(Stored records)
[Start]

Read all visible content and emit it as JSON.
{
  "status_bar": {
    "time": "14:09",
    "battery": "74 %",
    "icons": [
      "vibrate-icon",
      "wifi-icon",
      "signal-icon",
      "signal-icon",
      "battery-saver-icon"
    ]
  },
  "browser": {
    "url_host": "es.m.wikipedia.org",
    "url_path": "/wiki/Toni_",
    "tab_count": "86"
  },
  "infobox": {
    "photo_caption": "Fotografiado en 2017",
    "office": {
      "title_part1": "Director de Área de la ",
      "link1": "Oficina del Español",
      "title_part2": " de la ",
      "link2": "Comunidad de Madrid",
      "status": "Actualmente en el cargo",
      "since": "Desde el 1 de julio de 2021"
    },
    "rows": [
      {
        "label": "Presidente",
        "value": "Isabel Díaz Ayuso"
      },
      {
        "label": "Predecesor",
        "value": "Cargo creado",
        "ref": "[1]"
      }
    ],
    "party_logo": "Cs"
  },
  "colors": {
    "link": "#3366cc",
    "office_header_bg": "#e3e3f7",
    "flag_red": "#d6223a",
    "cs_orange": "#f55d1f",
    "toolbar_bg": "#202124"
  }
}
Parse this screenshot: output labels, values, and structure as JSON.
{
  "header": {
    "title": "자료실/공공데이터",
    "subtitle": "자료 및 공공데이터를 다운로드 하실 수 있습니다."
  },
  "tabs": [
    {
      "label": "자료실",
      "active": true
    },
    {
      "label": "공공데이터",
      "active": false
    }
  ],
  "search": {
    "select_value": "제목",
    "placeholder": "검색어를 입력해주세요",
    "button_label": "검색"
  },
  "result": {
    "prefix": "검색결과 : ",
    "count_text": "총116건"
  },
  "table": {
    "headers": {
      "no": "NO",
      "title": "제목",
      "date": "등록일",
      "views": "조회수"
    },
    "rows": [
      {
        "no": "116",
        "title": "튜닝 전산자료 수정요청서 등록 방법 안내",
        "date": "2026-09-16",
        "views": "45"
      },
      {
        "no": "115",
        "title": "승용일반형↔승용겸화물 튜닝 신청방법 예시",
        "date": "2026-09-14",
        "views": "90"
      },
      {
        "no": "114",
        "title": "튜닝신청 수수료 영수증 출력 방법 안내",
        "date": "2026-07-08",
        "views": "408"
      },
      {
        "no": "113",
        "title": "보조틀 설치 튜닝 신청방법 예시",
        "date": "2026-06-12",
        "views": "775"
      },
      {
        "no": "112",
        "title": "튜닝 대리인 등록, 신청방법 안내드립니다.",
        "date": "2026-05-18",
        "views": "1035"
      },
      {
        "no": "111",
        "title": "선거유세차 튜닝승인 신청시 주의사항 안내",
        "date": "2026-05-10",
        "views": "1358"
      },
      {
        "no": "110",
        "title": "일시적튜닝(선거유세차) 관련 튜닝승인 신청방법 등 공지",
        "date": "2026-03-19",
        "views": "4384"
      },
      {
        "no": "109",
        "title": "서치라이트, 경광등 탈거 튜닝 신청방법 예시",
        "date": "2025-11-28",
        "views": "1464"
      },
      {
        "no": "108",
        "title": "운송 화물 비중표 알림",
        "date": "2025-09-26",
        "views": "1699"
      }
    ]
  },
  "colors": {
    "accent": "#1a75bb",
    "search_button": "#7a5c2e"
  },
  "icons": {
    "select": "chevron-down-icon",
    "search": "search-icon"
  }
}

[End]

Repeat the data in its entirety, character for character.

Expected answer:
Read all visible content and emit it as JSON.
{
  "status_bar": {
    "time": "14:09",
    "battery": "74 %",
    "icons": [
      "vibrate-icon",
      "wifi-icon",
      "signal-icon",
      "signal-icon",
      "battery-saver-icon"
    ]
  },
  "browser": {
    "url_host": "es.m.wikipedia.org",
    "url_path": "/wiki/Toni_",
    "tab_count": "86"
  },
  "infobox": {
    "photo_caption": "Fotografiado en 2017",
    "office": {
      "title_part1": "Director de Área de la ",
      "link1": "Oficina del Español",
      "title_part2": " de la ",
      "link2": "Comunidad de Madrid",
      "status": "Actualmente en el cargo",
      "since": "Desde el 1 de julio de 2021"
    },
    "rows": [
      {
        "label": "Presidente",
        "value": "Isabel Díaz Ayuso"
      },
      {
        "label": "Predecesor",
        "value": "Cargo creado",
        "ref": "[1]"
      }
    ],
    "party_logo": "Cs"
  },
  "colors": {
    "link": "#3366cc",
    "office_header_bg": "#e3e3f7",
    "flag_red": "#d6223a",
    "cs_orange": "#f55d1f",
    "toolbar_bg": "#202124"
  }
}
Parse this screenshot: output labels, values, and structure as JSON.
{
  "header": {
    "title": "자료실/공공데이터",
    "subtitle": "자료 및 공공데이터를 다운로드 하실 수 있습니다."
  },
  "tabs": [
    {
      "label": "자료실",
      "active": true
    },
    {
      "label": "공공데이터",
      "active": false
    }
  ],
  "search": {
    "select_value": "제목",
    "placeholder": "검색어를 입력해주세요",
    "button_label": "검색"
  },
  "result": {
    "prefix": "검색결과 : ",
    "count_text": "총116건"
  },
  "table": {
    "headers": {
      "no": "NO",
      "title": "제목",
      "date": "등록일",
      "views": "조회수"
    },
    "rows": [
      {
        "no": "116",
        "title": "튜닝 전산자료 수정요청서 등록 방법 안내",
        "date": "2026-09-16",
        "views": "45"
      },
      {
        "no": "115",
        "title": "승용일반형↔승용겸화물 튜닝 신청방법 예시",
        "date": "2026-09-14",
        "views": "90"
      },
      {
        "no": "114",
        "title": "튜닝신청 수수료 영수증 출력 방법 안내",
        "date": "2026-07-08",
        "views": "408"
      },
      {
        "no": "113",
        "title": "보조틀 설치 튜닝 신청방법 예시",
        "date": "2026-06-12",
        "views": "775"
      },
      {
        "no": "112",
        "title": "튜닝 대리인 등록, 신청방법 안내드립니다.",
        "date": "2026-05-18",
        "views": "1035"
      },
      {
        "no": "111",
        "title": "선거유세차 튜닝승인 신청시 주의사항 안내",
        "date": "2026-05-10",
        "views": "1358"
      },
      {
        "no": "110",
        "title": "일시적튜닝(선거유세차) 관련 튜닝승인 신청방법 등 공지",
        "date": "2026-03-19",
        "views": "4384"
      },
      {
        "no": "109",
        "title": "서치라이트, 경광등 탈거 튜닝 신청방법 예시",
        "date": "2025-11-28",
        "views": "1464"
      },
      {
        "no": "108",
        "title": "운송 화물 비중표 알림",
        "date": "2025-09-26",
        "views": "1699"
      }
    ]
  },
  "colors": {
    "accent": "#1a75bb",
    "search_button": "#7a5c2e"
  },
  "icons": {
    "select": "chevron-down-icon",
    "search": "search-icon"
  }
}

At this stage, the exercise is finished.